(EXERCISE INSTRUCTIONS)
In the records below, copy out everything from the line containing "List each element" down to the line containing "play-icon [35,114,67,146]", word for word and with both of those lines included.

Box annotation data
------------------------------------
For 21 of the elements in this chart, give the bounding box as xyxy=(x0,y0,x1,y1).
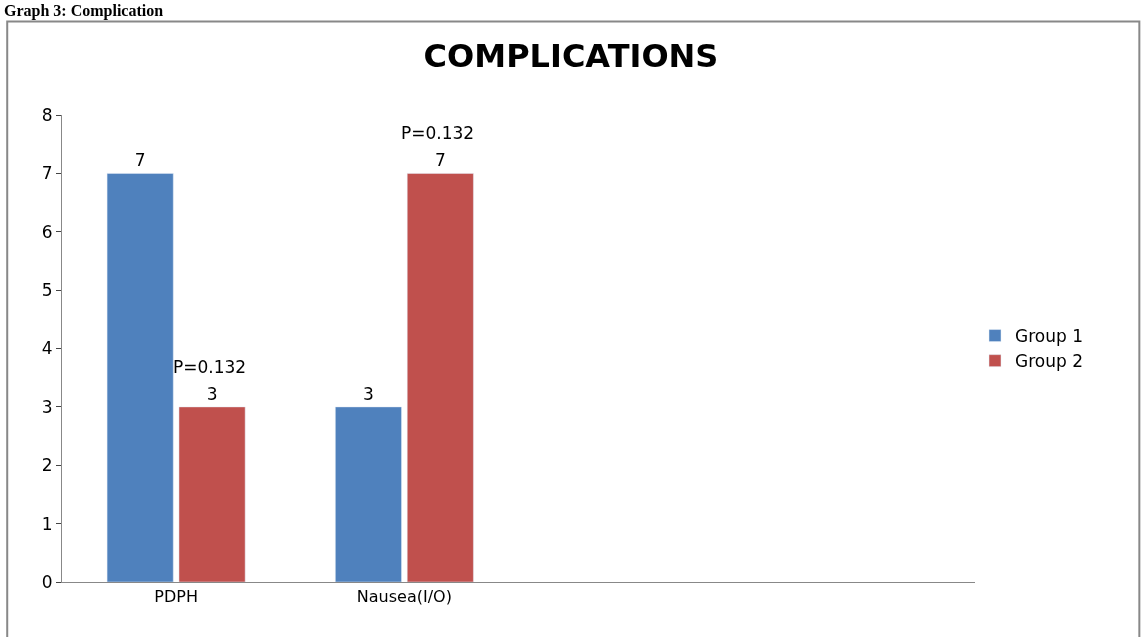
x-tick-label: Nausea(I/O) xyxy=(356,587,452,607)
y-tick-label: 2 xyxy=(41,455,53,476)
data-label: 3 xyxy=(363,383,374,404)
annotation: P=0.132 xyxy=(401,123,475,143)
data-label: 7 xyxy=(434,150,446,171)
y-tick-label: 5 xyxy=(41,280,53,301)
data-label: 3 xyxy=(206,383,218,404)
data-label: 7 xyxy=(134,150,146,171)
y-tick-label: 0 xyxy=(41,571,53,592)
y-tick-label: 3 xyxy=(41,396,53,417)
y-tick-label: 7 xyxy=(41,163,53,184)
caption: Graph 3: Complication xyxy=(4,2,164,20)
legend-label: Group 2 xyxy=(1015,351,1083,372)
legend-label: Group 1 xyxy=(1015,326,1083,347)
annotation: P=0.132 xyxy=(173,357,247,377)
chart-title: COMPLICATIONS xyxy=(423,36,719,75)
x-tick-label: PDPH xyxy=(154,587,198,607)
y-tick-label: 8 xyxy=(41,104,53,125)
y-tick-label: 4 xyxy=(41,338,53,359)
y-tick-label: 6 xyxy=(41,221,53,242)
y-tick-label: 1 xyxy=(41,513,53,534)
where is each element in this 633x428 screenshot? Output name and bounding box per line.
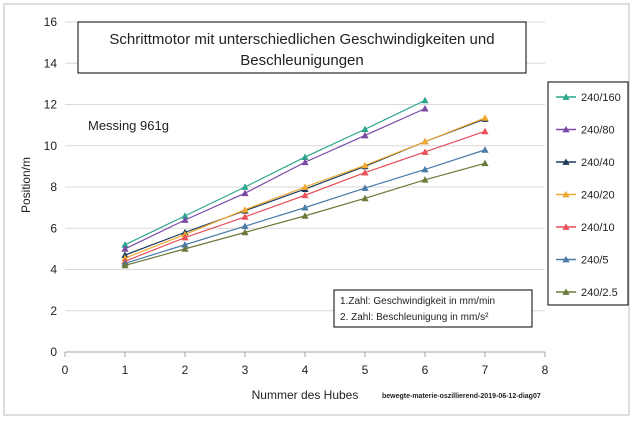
------------------------------------
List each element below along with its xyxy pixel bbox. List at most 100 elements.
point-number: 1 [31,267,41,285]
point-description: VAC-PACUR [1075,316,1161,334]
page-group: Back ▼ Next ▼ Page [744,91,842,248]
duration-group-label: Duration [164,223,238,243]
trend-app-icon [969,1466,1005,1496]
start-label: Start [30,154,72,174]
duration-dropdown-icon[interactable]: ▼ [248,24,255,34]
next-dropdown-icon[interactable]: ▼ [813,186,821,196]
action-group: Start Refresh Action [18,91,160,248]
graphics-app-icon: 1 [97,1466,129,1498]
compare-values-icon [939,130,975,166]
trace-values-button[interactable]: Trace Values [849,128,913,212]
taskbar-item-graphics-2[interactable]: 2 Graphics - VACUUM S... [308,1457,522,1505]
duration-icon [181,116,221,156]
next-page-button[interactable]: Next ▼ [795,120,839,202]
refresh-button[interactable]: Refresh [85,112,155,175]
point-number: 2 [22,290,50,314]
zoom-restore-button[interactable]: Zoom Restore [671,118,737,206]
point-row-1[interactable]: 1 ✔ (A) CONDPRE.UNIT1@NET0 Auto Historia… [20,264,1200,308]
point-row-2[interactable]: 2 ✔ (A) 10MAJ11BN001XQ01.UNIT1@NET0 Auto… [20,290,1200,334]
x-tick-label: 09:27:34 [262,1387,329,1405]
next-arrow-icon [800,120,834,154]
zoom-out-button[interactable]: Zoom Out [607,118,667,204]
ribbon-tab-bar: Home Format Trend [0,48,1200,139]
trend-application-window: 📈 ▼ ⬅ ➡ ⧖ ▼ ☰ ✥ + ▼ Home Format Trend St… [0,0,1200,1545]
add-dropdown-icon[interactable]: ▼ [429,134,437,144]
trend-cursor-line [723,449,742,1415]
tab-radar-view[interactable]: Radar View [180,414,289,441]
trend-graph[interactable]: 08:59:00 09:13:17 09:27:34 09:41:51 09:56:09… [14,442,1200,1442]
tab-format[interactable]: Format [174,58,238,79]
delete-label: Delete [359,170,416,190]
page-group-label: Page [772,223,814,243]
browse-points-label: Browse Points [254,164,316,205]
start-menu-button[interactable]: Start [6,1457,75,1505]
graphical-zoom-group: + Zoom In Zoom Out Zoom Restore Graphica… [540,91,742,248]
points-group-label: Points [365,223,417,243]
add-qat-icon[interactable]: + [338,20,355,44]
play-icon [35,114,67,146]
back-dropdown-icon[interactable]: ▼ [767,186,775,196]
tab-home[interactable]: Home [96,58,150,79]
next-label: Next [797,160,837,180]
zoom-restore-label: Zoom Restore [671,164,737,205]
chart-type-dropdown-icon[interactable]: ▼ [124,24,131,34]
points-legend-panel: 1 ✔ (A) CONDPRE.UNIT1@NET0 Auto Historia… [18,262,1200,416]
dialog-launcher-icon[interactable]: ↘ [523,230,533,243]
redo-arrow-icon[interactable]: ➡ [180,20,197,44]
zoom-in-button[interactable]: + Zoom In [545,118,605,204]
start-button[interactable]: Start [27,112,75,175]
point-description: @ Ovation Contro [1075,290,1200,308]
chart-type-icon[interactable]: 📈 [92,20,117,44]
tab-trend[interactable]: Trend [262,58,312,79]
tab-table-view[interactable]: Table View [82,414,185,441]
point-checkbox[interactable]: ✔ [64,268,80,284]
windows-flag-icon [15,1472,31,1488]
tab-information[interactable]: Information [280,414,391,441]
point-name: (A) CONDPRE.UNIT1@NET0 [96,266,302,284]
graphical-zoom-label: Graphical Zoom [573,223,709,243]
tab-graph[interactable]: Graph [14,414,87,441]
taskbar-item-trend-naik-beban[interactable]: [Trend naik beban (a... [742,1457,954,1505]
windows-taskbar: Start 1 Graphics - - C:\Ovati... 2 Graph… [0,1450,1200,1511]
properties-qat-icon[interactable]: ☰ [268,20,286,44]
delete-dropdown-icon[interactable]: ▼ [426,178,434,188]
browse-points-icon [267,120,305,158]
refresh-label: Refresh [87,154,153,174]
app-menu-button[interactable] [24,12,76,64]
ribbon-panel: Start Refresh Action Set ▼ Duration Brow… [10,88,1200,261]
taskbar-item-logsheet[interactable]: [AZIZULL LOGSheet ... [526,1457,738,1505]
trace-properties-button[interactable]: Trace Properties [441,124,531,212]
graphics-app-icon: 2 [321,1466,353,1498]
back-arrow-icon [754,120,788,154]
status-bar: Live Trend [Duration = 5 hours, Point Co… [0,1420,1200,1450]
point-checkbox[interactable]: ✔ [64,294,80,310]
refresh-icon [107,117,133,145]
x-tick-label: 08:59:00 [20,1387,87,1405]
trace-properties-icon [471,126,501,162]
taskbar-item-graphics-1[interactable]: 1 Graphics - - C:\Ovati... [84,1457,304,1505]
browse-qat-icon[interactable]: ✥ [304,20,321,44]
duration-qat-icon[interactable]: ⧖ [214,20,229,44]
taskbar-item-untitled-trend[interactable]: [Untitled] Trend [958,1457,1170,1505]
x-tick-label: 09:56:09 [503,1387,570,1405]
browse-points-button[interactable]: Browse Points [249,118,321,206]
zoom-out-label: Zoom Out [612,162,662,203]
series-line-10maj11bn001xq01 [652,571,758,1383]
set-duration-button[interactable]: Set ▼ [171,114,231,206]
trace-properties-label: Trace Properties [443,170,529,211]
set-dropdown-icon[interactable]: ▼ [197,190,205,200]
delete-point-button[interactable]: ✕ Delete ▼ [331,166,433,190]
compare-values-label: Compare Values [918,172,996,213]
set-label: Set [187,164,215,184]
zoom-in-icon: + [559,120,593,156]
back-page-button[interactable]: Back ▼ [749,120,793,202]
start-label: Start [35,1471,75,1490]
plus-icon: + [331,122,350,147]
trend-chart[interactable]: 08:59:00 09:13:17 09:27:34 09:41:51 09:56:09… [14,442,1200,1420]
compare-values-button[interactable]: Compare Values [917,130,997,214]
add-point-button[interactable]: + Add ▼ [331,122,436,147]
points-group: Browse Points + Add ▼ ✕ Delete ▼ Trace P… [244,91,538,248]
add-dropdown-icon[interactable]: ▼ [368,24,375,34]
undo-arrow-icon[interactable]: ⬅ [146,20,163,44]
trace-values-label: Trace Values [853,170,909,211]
------------------------------------
(EXPECTED OUTPUT)
List each element below along with its xyxy pixel bbox. List at most 100 elements.
point-number: 1 [31,267,41,285]
point-description: VAC-PACUR [1075,316,1161,334]
page-group: Back ▼ Next ▼ Page [744,91,842,248]
duration-group-label: Duration [164,223,238,243]
trend-app-icon [969,1466,1005,1496]
start-label: Start [30,154,72,174]
duration-dropdown-icon[interactable]: ▼ [248,24,255,34]
next-dropdown-icon[interactable]: ▼ [813,186,821,196]
action-group: Start Refresh Action [18,91,160,248]
graphics-app-icon: 1 [97,1466,129,1498]
compare-values-icon [939,130,975,166]
trace-values-button[interactable]: Trace Values [849,128,913,212]
taskbar-item-graphics-2[interactable]: 2 Graphics - VACUUM S... [308,1457,522,1505]
duration-icon [181,116,221,156]
next-page-button[interactable]: Next ▼ [795,120,839,202]
refresh-button[interactable]: Refresh [85,112,155,175]
point-number: 2 [22,290,50,314]
zoom-restore-button[interactable]: Zoom Restore [671,118,737,206]
point-row-1[interactable]: 1 ✔ (A) CONDPRE.UNIT1@NET0 Auto Historia… [20,264,1200,308]
point-row-2[interactable]: 2 ✔ (A) 10MAJ11BN001XQ01.UNIT1@NET0 Auto… [20,290,1200,334]
x-tick-label: 09:27:34 [262,1387,329,1405]
next-arrow-icon [800,120,834,154]
zoom-out-button[interactable]: Zoom Out [607,118,667,204]
ribbon-tab-bar: Home Format Trend [0,48,1200,139]
trend-application-window: 📈 ▼ ⬅ ➡ ⧖ ▼ ☰ ✥ + ▼ Home Format Trend St… [0,0,1200,1545]
add-dropdown-icon[interactable]: ▼ [429,134,437,144]
trend-cursor-line [723,449,742,1415]
tab-radar-view[interactable]: Radar View [180,414,289,441]
trend-graph[interactable]: 08:59:00 09:13:17 09:27:34 09:41:51 09:56:09… [14,442,1200,1442]
tab-format[interactable]: Format [174,58,238,79]
delete-label: Delete [359,170,416,190]
page-group-label: Page [772,223,814,243]
browse-points-label: Browse Points [254,164,316,205]
start-menu-button[interactable]: Start [6,1457,75,1505]
graphical-zoom-group: + Zoom In Zoom Out Zoom Restore Graphica… [540,91,742,248]
points-group-label: Points [365,223,417,243]
add-qat-icon[interactable]: + [338,20,355,44]
play-icon [35,114,67,146]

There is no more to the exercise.